• Task inputs:

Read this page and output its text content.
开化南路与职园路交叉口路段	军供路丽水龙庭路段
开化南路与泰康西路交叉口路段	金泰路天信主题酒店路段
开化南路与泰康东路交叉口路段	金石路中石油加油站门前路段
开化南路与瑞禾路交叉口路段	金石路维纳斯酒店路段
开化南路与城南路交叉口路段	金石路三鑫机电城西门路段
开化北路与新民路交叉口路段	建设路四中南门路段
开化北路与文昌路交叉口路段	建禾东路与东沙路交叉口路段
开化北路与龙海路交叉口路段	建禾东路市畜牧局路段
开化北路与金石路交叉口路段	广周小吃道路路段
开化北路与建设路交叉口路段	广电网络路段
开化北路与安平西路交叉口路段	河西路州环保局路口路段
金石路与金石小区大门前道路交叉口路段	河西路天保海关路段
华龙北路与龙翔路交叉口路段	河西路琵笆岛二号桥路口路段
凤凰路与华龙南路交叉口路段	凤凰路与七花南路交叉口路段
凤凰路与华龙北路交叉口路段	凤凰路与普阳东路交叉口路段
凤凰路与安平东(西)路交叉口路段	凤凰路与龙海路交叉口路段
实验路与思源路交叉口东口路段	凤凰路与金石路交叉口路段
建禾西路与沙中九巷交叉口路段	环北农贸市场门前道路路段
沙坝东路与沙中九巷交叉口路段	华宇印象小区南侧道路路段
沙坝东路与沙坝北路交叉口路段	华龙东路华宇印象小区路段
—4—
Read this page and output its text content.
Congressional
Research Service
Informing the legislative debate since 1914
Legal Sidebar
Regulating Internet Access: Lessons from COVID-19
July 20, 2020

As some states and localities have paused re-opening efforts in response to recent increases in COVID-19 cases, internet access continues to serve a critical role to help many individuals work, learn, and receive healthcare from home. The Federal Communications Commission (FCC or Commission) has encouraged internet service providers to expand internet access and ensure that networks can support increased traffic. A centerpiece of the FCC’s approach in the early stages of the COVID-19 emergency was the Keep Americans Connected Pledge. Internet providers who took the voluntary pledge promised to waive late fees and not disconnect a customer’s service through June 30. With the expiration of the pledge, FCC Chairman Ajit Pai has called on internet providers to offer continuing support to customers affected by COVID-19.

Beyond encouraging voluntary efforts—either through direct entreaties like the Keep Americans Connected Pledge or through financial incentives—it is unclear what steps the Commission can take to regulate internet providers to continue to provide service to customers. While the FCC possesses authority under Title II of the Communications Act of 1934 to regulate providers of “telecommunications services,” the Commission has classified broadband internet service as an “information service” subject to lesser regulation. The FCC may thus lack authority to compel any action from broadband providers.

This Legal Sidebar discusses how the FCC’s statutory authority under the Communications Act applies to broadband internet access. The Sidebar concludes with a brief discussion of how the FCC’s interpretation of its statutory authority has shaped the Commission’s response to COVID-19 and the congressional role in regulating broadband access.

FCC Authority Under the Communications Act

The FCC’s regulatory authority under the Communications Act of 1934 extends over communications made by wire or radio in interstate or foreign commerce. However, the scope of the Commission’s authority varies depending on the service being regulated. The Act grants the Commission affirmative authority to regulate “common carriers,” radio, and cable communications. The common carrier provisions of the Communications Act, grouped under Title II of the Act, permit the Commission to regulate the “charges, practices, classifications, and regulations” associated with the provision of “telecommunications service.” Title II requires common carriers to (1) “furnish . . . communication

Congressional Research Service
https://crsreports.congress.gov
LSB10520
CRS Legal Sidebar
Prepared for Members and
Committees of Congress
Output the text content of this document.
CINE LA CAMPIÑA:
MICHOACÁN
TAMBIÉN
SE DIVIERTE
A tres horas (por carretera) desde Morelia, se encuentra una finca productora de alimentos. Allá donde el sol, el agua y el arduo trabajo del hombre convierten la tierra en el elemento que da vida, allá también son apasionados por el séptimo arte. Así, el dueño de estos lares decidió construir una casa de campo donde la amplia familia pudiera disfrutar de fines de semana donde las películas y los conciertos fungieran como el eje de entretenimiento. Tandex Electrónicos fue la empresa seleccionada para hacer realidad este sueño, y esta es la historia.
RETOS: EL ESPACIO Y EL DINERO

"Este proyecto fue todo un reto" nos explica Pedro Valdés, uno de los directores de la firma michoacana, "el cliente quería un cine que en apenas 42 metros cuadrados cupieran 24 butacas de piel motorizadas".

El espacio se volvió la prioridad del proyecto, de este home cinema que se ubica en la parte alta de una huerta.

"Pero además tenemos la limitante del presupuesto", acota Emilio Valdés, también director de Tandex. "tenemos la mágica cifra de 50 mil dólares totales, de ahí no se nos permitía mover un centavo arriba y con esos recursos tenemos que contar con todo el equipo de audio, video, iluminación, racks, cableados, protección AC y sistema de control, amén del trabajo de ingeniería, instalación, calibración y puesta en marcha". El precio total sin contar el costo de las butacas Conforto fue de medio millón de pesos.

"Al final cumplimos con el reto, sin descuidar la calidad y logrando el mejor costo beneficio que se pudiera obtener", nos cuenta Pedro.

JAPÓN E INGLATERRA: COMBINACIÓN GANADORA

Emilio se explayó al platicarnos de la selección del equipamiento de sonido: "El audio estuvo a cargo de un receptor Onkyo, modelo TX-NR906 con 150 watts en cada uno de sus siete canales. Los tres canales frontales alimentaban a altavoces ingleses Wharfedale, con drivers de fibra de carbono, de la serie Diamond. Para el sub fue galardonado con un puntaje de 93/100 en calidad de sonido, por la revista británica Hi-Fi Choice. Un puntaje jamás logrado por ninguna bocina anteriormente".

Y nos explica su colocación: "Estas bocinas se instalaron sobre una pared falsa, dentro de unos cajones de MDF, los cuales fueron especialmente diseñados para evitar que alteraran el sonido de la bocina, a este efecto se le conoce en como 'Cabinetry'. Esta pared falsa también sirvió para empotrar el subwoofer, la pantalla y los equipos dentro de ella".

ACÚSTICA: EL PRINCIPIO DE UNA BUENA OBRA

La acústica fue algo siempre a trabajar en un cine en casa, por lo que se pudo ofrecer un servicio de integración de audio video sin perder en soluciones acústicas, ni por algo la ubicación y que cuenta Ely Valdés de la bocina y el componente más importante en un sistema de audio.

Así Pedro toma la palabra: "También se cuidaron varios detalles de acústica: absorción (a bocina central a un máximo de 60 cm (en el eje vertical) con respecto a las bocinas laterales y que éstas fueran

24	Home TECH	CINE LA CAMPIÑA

• Instruction: In the entries above, find every line with the word "COVID" and list it.

• Solution to the exercise:
Regulating Internet Access: Lessons from COVID-19
As some states and localities have paused re-opening efforts in response to recent increases in COVID-19 cases, internet access continues to serve a critical role to help many individuals work, learn, and receive healthcare from home. The Federal Communications Commission (FCC or Commission) has encouraged internet service providers to expand internet access and ensure that networks can support increased traffic. A centerpiece of the FCC’s approach in the early stages of the COVID-19 emergency was the Keep Americans Connected Pledge. Internet providers who took the voluntary pledge promised to waive late fees and not disconnect a customer’s service through June 30. With the expiration of the pledge, FCC Chairman Ajit Pai has called on internet providers to offer continuing support to customers affected by COVID-19.
This Legal Sidebar discusses how the FCC’s statutory authority under the Communications Act applies to broadband internet access. The Sidebar concludes with a brief discussion of how the FCC’s interpretation of its statutory authority has shaped the Commission’s response to COVID-19 and the congressional role in regulating broadband access.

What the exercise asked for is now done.